GIVEN TASK: From the records below, pull each line that has "answers".
-- START --
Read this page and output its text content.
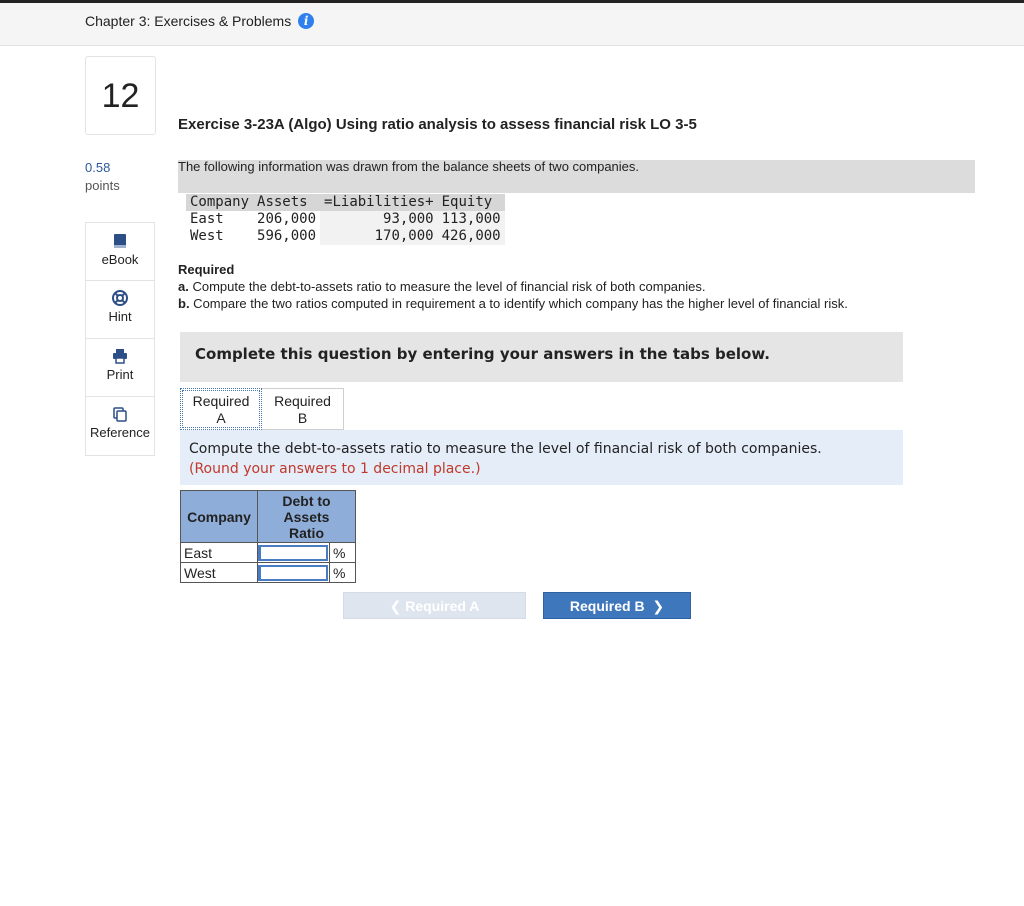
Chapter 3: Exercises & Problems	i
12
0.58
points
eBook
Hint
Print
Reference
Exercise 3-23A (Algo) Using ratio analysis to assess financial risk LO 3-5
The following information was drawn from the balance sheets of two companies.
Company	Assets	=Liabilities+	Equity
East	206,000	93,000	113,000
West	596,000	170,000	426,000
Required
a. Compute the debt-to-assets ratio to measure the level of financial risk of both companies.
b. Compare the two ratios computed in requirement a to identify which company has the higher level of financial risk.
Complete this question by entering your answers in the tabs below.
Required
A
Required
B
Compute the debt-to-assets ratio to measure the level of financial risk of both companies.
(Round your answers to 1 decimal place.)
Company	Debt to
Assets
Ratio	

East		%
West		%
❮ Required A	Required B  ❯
-- END --
SOLUTION TO THE PROBLEM:
Complete this question by entering your answers in the tabs below.
(Round your answers to 1 decimal place.)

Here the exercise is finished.